*DATA ROWS:*
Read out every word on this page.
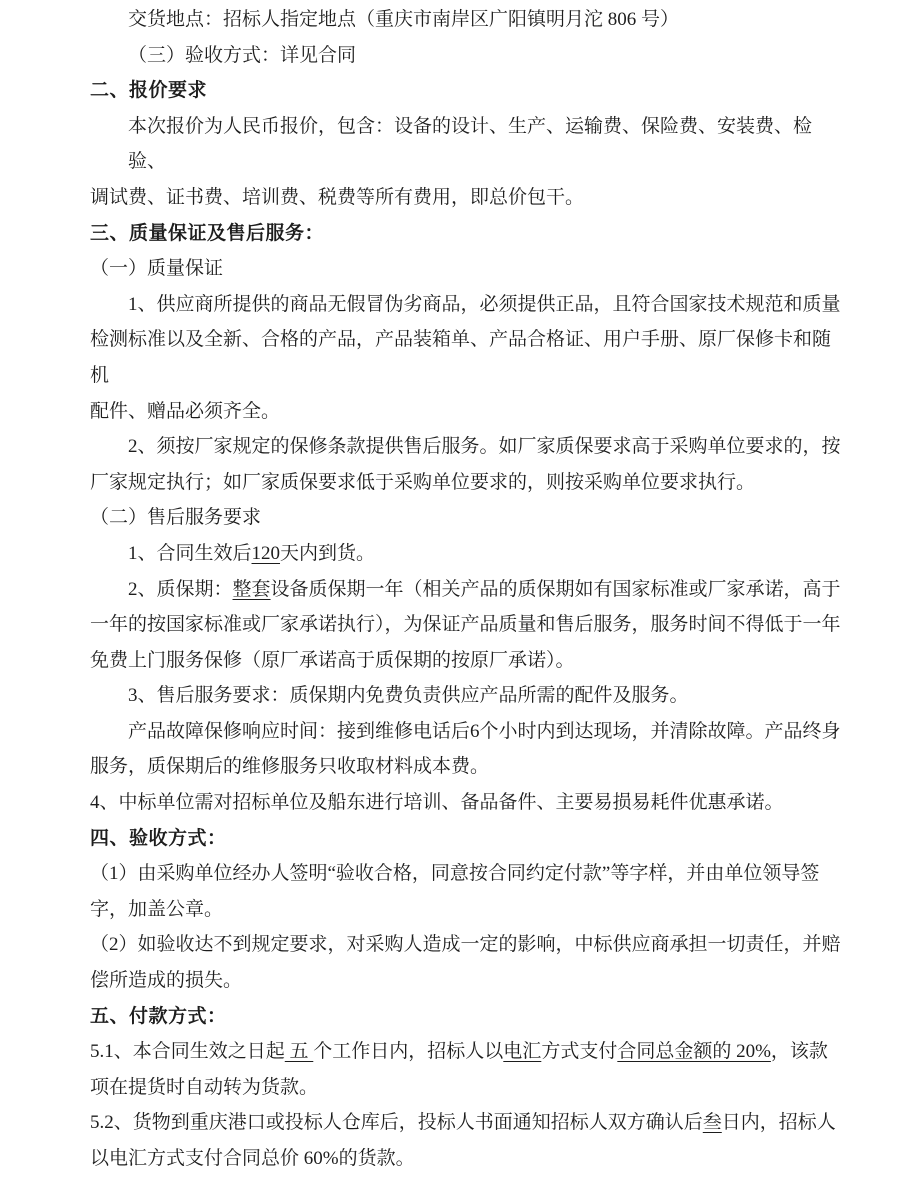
交货地点：招标人指定地点（重庆市南岸区广阳镇明月沱 806 号）
（三）验收方式：详见合同
二、报价要求
本次报价为人民币报价，包含：设备的设计、生产、运输费、保险费、安装费、检验、
调试费、证书费、培训费、税费等所有费用，即总价包干。
三、质量保证及售后服务：
（一）质量保证
1、供应商所提供的商品无假冒伪劣商品，必须提供正品，且符合国家技术规范和质量
检测标准以及全新、合格的产品，产品装箱单、产品合格证、用户手册、原厂保修卡和随机
配件、赠品必须齐全。
2、须按厂家规定的保修条款提供售后服务。如厂家质保要求高于采购单位要求的，按
厂家规定执行；如厂家质保要求低于采购单位要求的，则按采购单位要求执行。
（二）售后服务要求
1、合同生效后120天内到货。
2、质保期：整套设备质保期一年（相关产品的质保期如有国家标准或厂家承诺，高于
一年的按国家标准或厂家承诺执行），为保证产品质量和售后服务，服务时间不得低于一年
免费上门服务保修（原厂承诺高于质保期的按原厂承诺）。
3、售后服务要求：质保期内免费负责供应产品所需的配件及服务。
产品故障保修响应时间：接到维修电话后6个小时内到达现场，并清除故障。产品终身
服务，质保期后的维修服务只收取材料成本费。
4、中标单位需对招标单位及船东进行培训、备品备件、主要易损易耗件优惠承诺。
四、验收方式：
（1）由采购单位经办人签明“验收合格，同意按合同约定付款”等字样，并由单位领导签
字，加盖公章。
（2）如验收达不到规定要求，对采购人造成一定的影响，中标供应商承担一切责任，并赔
偿所造成的损失。
五、付款方式：
5.1、本合同生效之日起 五 个工作日内，招标人以电汇方式支付合同总金额的 20%，该款
项在提货时自动转为货款。
5.2、货物到重庆港口或投标人仓库后，投标人书面通知招标人双方确认后叁日内，招标人
以电汇方式支付合同总价 60%的货款。
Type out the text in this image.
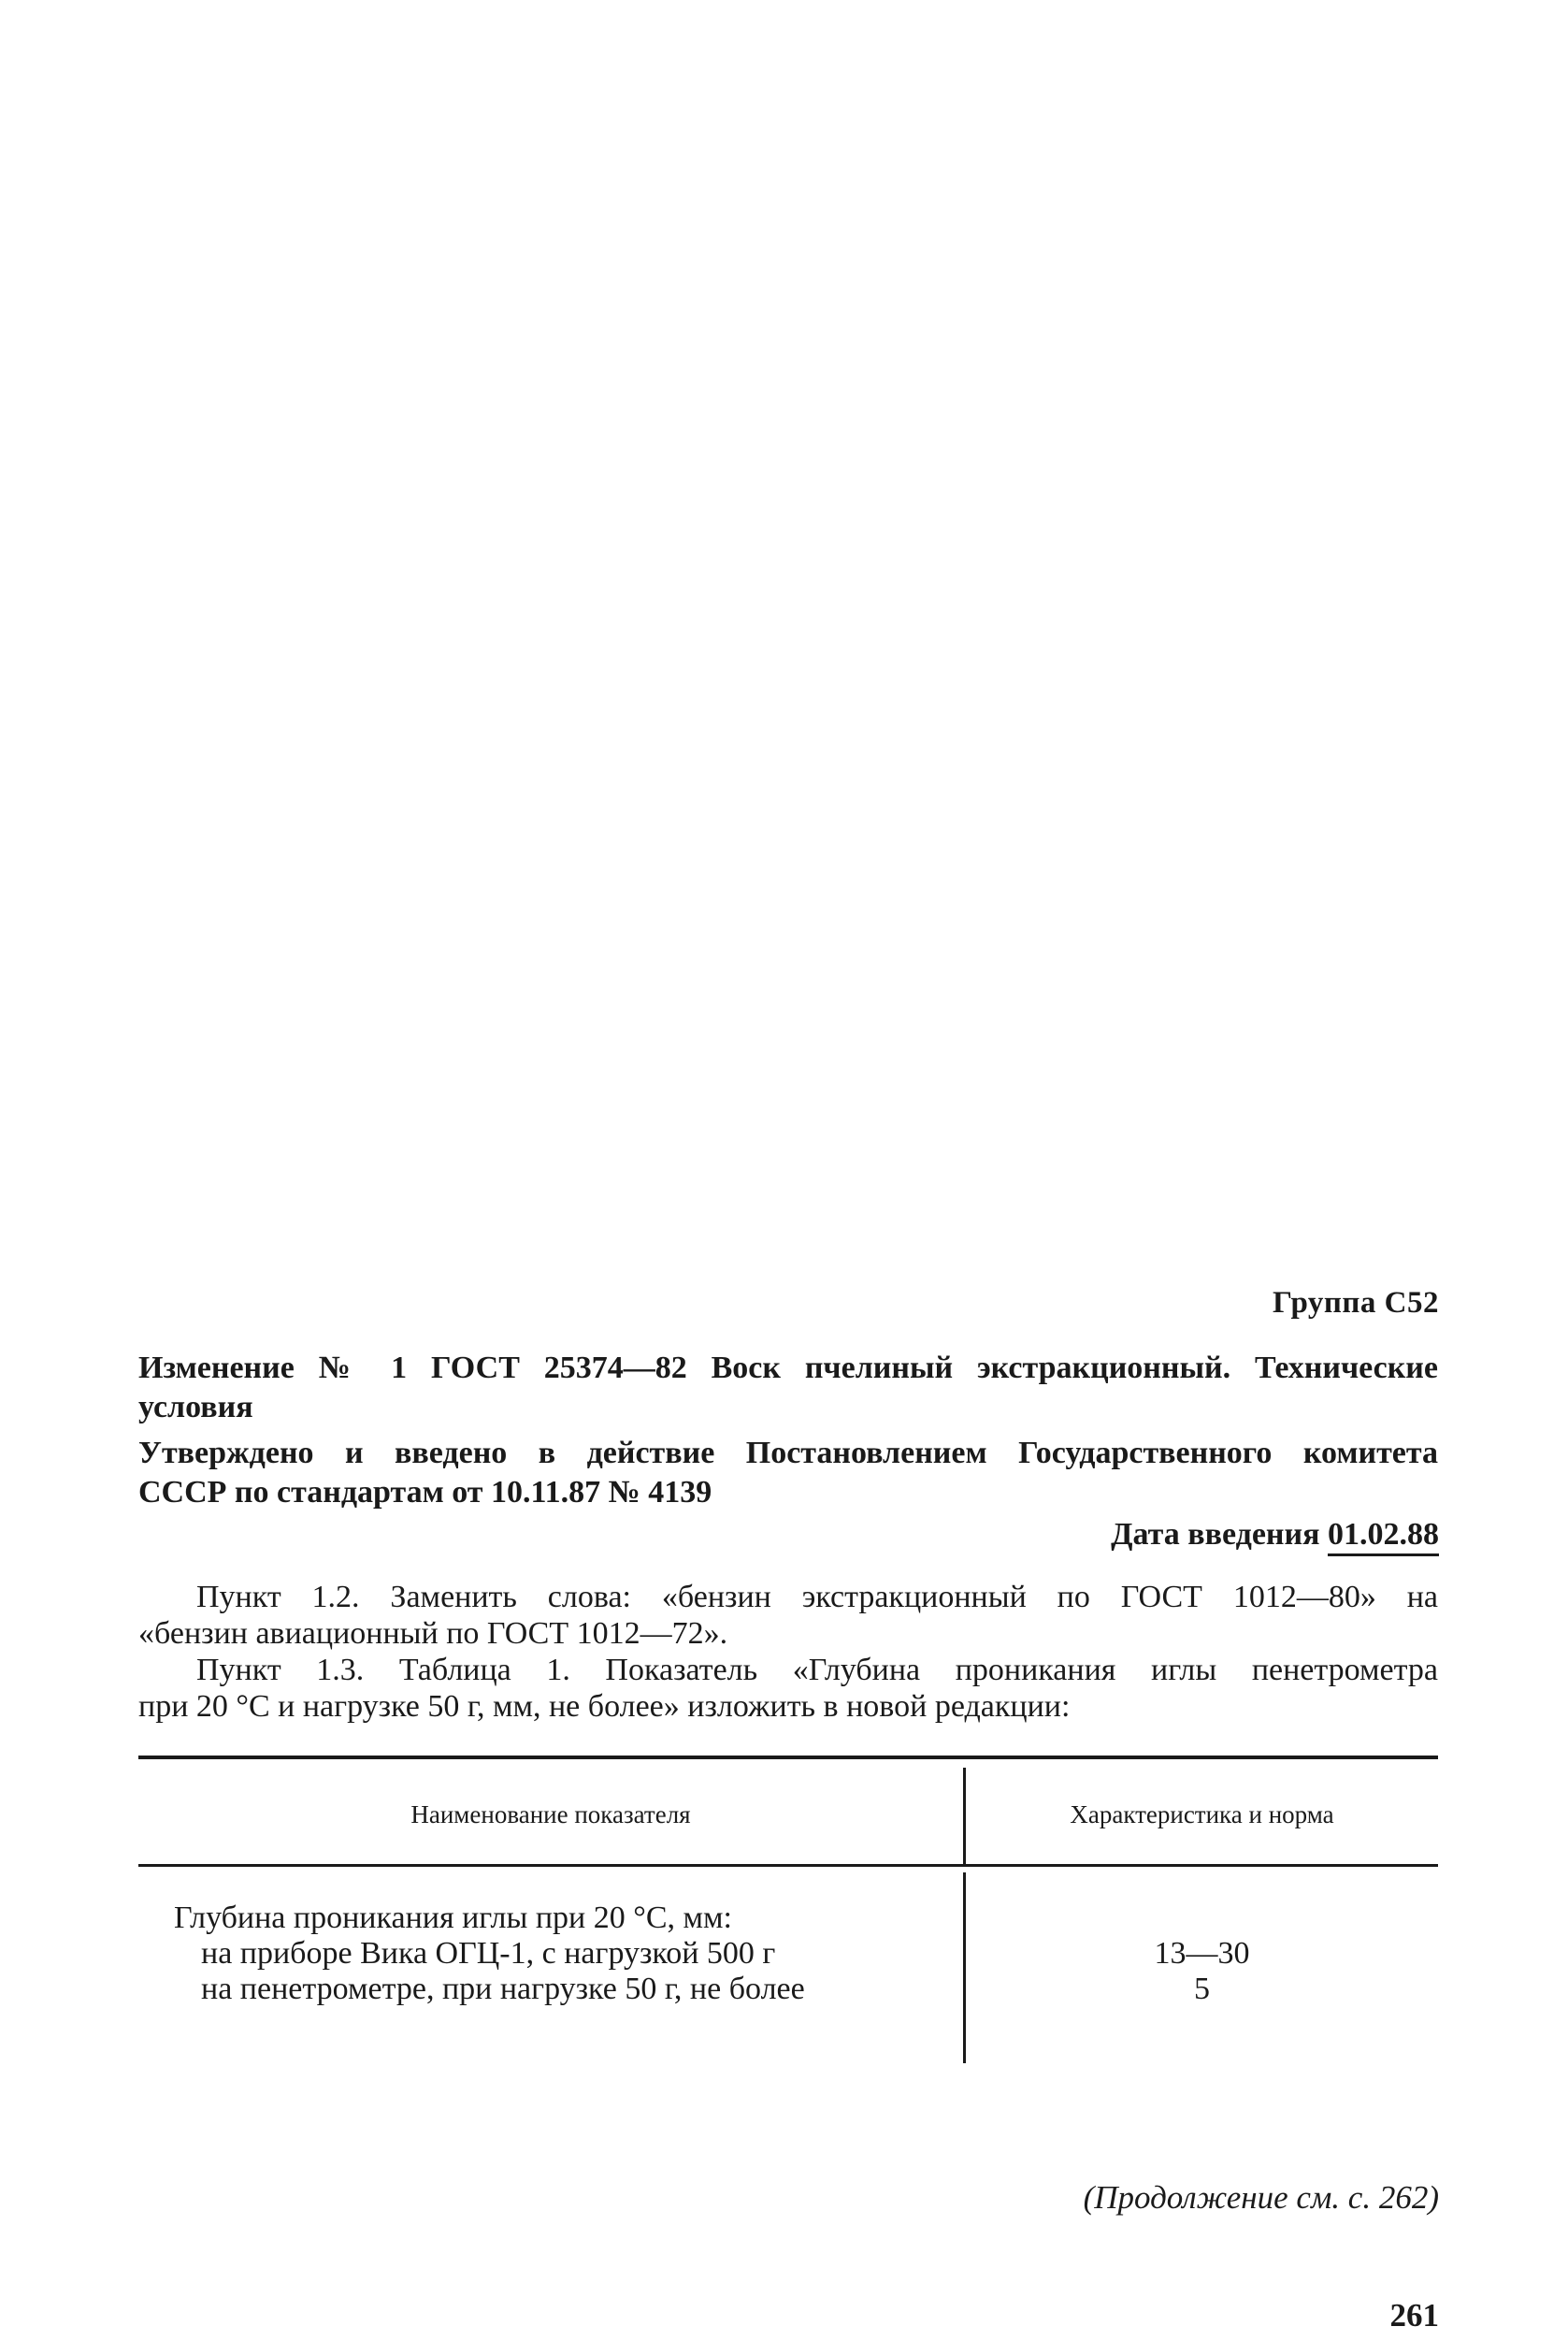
Группа С52
Изменение № 1 ГОСТ 25374—82 Воск пчелиный экстракционный. Технические
условия
Утверждено и введено в действие Постановлением Государственного комитета
СССР по стандартам от 10.11.87 № 4139
Дата введения 01.02.88
Пункт 1.2. Заменить слова: «бензин экстракционный по ГОСТ 1012—80» на
«бензин авиационный по ГОСТ 1012—72».
Пункт 1.3. Таблица 1. Показатель «Глубина проникания иглы пенетрометра
при 20 °С и нагрузке 50 г, мм, не более» изложить в новой редакции:
Наименование показателя	Характеристика и норма
Глубина проникания иглы при 20 °С, мм:
на приборе Вика ОГЦ-1, с нагрузкой 500 г
на пенетрометре, при нагрузке 50 г, не более
13—30
5
(Продолжение см. с. 262)
261
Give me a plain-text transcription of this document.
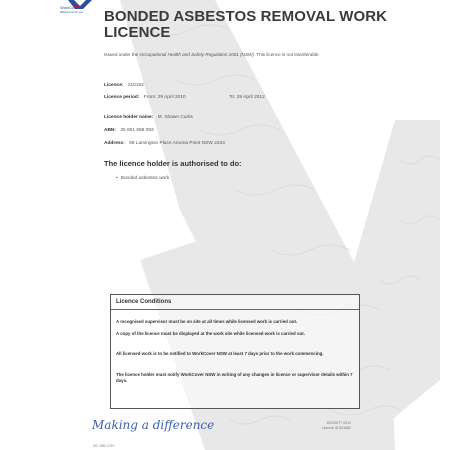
WorkCover
Watching out for you BONDED ASBESTOS REMOVAL WORK
LICENCE
Issued under the Occupational Health and Safety Regulation 2001 (NSW). This licence is not transferable.
Licence: 210152
Licence period: From: 29 April 2010	To: 29 April 2012
Licence holder name: M. Shawn Curtis
ABN: 35 651 568 083
Address: 59 Lamington Place Aroona Point NSW 2234
The licence holder is authorised to do:
• Bonded asbestos work
Licence Conditions
A recognised supervisor must be on site at all times while licensed work is carried out.
A copy of the licence must be displayed at the work site while licensed work is carried out.
All licensed work is to be notified to WorkCover NSW at least 7 days prior to the work commencing.
The licence holder must notify WorkCover NSW in writing of any changes in licence or supervisor details within 7 days.
Making a difference	WC02077 0310
Licence ID 501682
WC 0881 0210
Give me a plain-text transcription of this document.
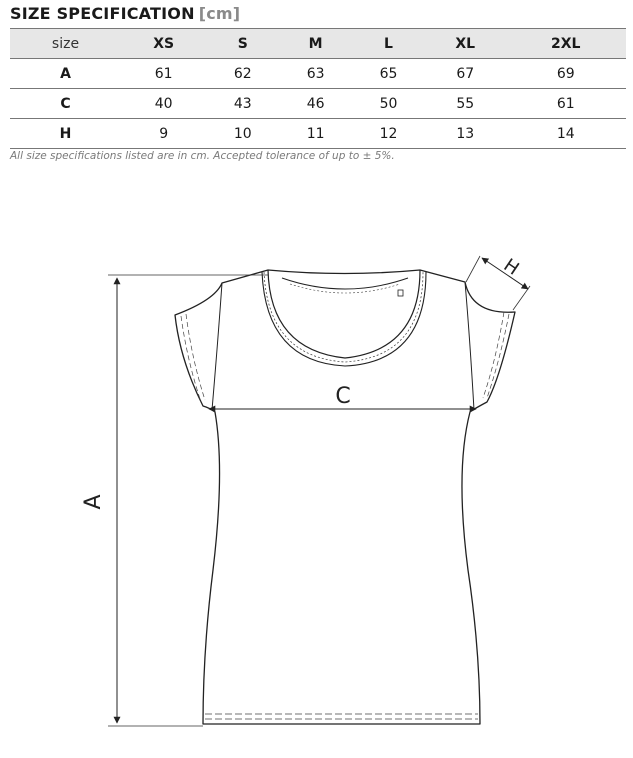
SIZE SPECIFICATION [cm]
size	XS	S	M	L	XL	2XL
A	61	62	63	65	67	69
C	40	43	46	50	55	61
H	9	10	11	12	13	14
All size specifications listed are in cm. Accepted tolerance of up to ± 5%.
A
C
H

*SET EXERCISE:* Give back all entries exactly. No pictures belong in the copy.

*TASK RESULT:*
Read out every word on this page.
交货地点：招标人指定地点（重庆市南岸区广阳镇明月沱 806 号）
（三）验收方式：详见合同
二、报价要求
本次报价为人民币报价，包含：设备的设计、生产、运输费、保险费、安装费、检验、
调试费、证书费、培训费、税费等所有费用，即总价包干。
三、质量保证及售后服务：
（一）质量保证
1、供应商所提供的商品无假冒伪劣商品，必须提供正品，且符合国家技术规范和质量
检测标准以及全新、合格的产品，产品装箱单、产品合格证、用户手册、原厂保修卡和随机
配件、赠品必须齐全。
2、须按厂家规定的保修条款提供售后服务。如厂家质保要求高于采购单位要求的，按
厂家规定执行；如厂家质保要求低于采购单位要求的，则按采购单位要求执行。
（二）售后服务要求
1、合同生效后120天内到货。
2、质保期：整套设备质保期一年（相关产品的质保期如有国家标准或厂家承诺，高于
一年的按国家标准或厂家承诺执行），为保证产品质量和售后服务，服务时间不得低于一年
免费上门服务保修（原厂承诺高于质保期的按原厂承诺）。
3、售后服务要求：质保期内免费负责供应产品所需的配件及服务。
产品故障保修响应时间：接到维修电话后6个小时内到达现场，并清除故障。产品终身
服务，质保期后的维修服务只收取材料成本费。
4、中标单位需对招标单位及船东进行培训、备品备件、主要易损易耗件优惠承诺。
四、验收方式：
（1）由采购单位经办人签明“验收合格，同意按合同约定付款”等字样，并由单位领导签
字，加盖公章。
（2）如验收达不到规定要求，对采购人造成一定的影响，中标供应商承担一切责任，并赔
偿所造成的损失。
五、付款方式：
5.1、本合同生效之日起 五 个工作日内，招标人以电汇方式支付合同总金额的 20%，该款
项在提货时自动转为货款。
5.2、货物到重庆港口或投标人仓库后，投标人书面通知招标人双方确认后叁日内，招标人
以电汇方式支付合同总价 60%的货款。
Type out the text in this image.
Группа С52
Изменение № 1 ГОСТ 25374—82 Воск пчелиный экстракционный. Технические
условия
Утверждено и введено в действие Постановлением Государственного комитета
СССР по стандартам от 10.11.87 № 4139
Дата введения 01.02.88
Пункт 1.2. Заменить слова: «бензин экстракционный по ГОСТ 1012—80» на
«бензин авиационный по ГОСТ 1012—72».
Пункт 1.3. Таблица 1. Показатель «Глубина проникания иглы пенетрометра
при 20 °С и нагрузке 50 г, мм, не более» изложить в новой редакции:
Наименование показателя	Характеристика и норма
Глубина проникания иглы при 20 °С, мм:
на приборе Вика ОГЦ-1, с нагрузкой 500 г
на пенетрометре, при нагрузке 50 г, не более
13—30
5
(Продолжение см. с. 262)
261
Give me a plain-text transcription of this document.
WorkCover
Watching out for you BONDED ASBESTOS REMOVAL WORK
LICENCE
Issued under the Occupational Health and Safety Regulation 2001 (NSW). This licence is not transferable.
Licence: 210152
Licence period: From: 29 April 2010	To: 29 April 2012
Licence holder name: M. Shawn Curtis
ABN: 35 651 568 083
Address: 59 Lamington Place Aroona Point NSW 2234
The licence holder is authorised to do:
• Bonded asbestos work
Licence Conditions
A recognised supervisor must be on site at all times while licensed work is carried out.
A copy of the licence must be displayed at the work site while licensed work is carried out.
All licensed work is to be notified to WorkCover NSW at least 7 days prior to the work commencing.
The licence holder must notify WorkCover NSW in writing of any changes in licence or supervisor details within 7 days.
Making a difference	WC02077 0310
Licence ID 501682
WC 0881 0210
Give me a plain-text transcription of this document.
SIZE SPECIFICATION [cm]
size	XS	S	M	L	XL	2XL
A	61	62	63	65	67	69
C	40	43	46	50	55	61
H	9	10	11	12	13	14
All size specifications listed are in cm. Accepted tolerance of up to ± 5%.
A
C
H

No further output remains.